### GIVEN EXERCISE
Reproduce the rows below word for word, starting at the first row and ending with the row that contains "In FIG. 9, the opening of", including both of those rows, and omit the pictures.

### DATA LINES
◇ ◇ ◇ ◇ ◇ ◇ ◇
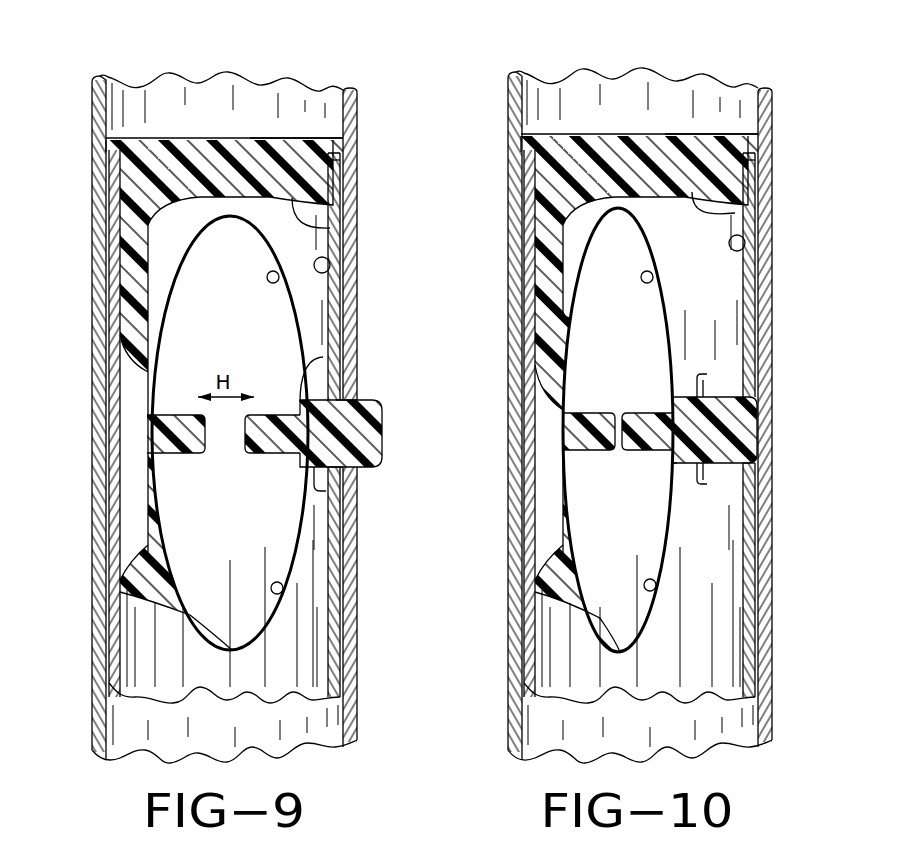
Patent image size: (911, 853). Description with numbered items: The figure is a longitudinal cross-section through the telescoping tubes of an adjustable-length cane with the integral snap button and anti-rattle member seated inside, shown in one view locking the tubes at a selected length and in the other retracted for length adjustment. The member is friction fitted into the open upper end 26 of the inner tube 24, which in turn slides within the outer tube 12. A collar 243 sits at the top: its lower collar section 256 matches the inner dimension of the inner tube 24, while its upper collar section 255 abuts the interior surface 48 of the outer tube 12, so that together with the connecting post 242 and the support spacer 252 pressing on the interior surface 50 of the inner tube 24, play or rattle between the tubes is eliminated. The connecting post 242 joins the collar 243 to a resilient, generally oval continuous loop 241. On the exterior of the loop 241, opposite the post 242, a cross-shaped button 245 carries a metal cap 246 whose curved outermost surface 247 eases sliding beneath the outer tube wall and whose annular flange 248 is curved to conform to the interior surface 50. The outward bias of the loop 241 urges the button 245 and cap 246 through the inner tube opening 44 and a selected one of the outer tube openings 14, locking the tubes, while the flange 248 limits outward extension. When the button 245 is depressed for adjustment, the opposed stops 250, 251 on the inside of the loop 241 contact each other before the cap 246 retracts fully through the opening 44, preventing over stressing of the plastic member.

In FIG. 9, the outer tube 12 is at (358, 122).
In FIG. 10, the outer tube 12 is at (660, 390).
In FIG. 9, the openings of outer tube 14 is at (370, 457).
In FIG. 10, the openings of outer tube 14 is at (686, 423).
In FIG. 9, the inner tube 24 is at (287, 702).
In FIG. 10, the inner tube 24 is at (674, 734).
In FIG. 9, the open upper end of inner tube 26 is at (342, 178).
In FIG. 10, the open upper end of inner tube 26 is at (795, 160).
In FIG. 9, the opening of inner tube 44 is at (330, 484).
In FIG. 10, the opening of inner tube 44 is at (796, 469).
In FIG. 9, the interior surface of outer tube 48 is at (338, 134).
In FIG. 10, the interior surface of outer tube 48 is at (729, 84).
In FIG. 9, the interior surface of inner tube 50 is at (330, 270).
In FIG. 10, the interior surface of inner tube 50 is at (789, 244).
In FIG. 9, the resilient loop 241 is at (308, 334).
In FIG. 10, the resilient loop 241 is at (709, 430).
In FIG. 9, the connecting post 242 is at (130, 258).
In FIG. 10, the connecting post 242 is at (506, 368).
In FIG. 9, the collar 243 is at (184, 134).
In FIG. 10, the collar 243 is at (639, 121).
In FIG. 9, the button 245 is at (314, 396).
In FIG. 10, the button 245 is at (769, 375).
In FIG. 9, the metal cap 246 is at (358, 399).
In FIG. 10, the metal cap 246 is at (776, 496).
In FIG. 9, the curved outermost surface of cap 247 is at (383, 440).
In FIG. 10, the curved outermost surface of cap 247 is at (764, 430).
In FIG. 9, the annular flange 248 is at (324, 496).
In FIG. 10, the annular flange 248 is at (764, 516).
In FIG. 9, the stop 250 is at (262, 448).
In FIG. 10, the stop 250 is at (640, 405).
In FIG. 9, the stop 251 is at (186, 448).
In FIG. 10, the stop 251 is at (594, 457).
In FIG. 9, the support spacer 252 is at (130, 597).
In FIG. 10, the support spacer 252 is at (526, 551).
In FIG. 9, the upper collar section 255 is at (336, 132).
In FIG. 10, the upper collar section 255 is at (700, 75).
In FIG. 9, the lower collar section 256 is at (308, 222).
In FIG. 10, the lower collar section 256 is at (774, 206).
◇ ◇ ◇ ◇ ◇ ◇ ◇
### ANSWER BELOW
Patent image size: (911, 853). Description with numbered items: The figure is a longitudinal cross-section through the telescoping tubes of an adjustable-length cane with the integral snap button and anti-rattle member seated inside, shown in one view locking the tubes at a selected length and in the other retracted for length adjustment. The member is friction fitted into the open upper end 26 of the inner tube 24, which in turn slides within the outer tube 12. A collar 243 sits at the top: its lower collar section 256 matches the inner dimension of the inner tube 24, while its upper collar section 255 abuts the interior surface 48 of the outer tube 12, so that together with the connecting post 242 and the support spacer 252 pressing on the interior surface 50 of the inner tube 24, play or rattle between the tubes is eliminated. The connecting post 242 joins the collar 243 to a resilient, generally oval continuous loop 241. On the exterior of the loop 241, opposite the post 242, a cross-shaped button 245 carries a metal cap 246 whose curved outermost surface 247 eases sliding beneath the outer tube wall and whose annular flange 248 is curved to conform to the interior surface 50. The outward bias of the loop 241 urges the button 245 and cap 246 through the inner tube opening 44 and a selected one of the outer tube openings 14, locking the tubes, while the flange 248 limits outward extension. When the button 245 is depressed for adjustment, the opposed stops 250, 251 on the inside of the loop 241 contact each other before the cap 246 retracts fully through the opening 44, preventing over stressing of the plastic member.

In FIG. 9, the outer tube 12 is at (358, 122).
In FIG. 10, the outer tube 12 is at (660, 390).
In FIG. 9, the openings of outer tube 14 is at (370, 457).
In FIG. 10, the openings of outer tube 14 is at (686, 423).
In FIG. 9, the inner tube 24 is at (287, 702).
In FIG. 10, the inner tube 24 is at (674, 734).
In FIG. 9, the open upper end of inner tube 26 is at (342, 178).
In FIG. 10, the open upper end of inner tube 26 is at (795, 160).
In FIG. 9, the opening of inner tube 44 is at (330, 484).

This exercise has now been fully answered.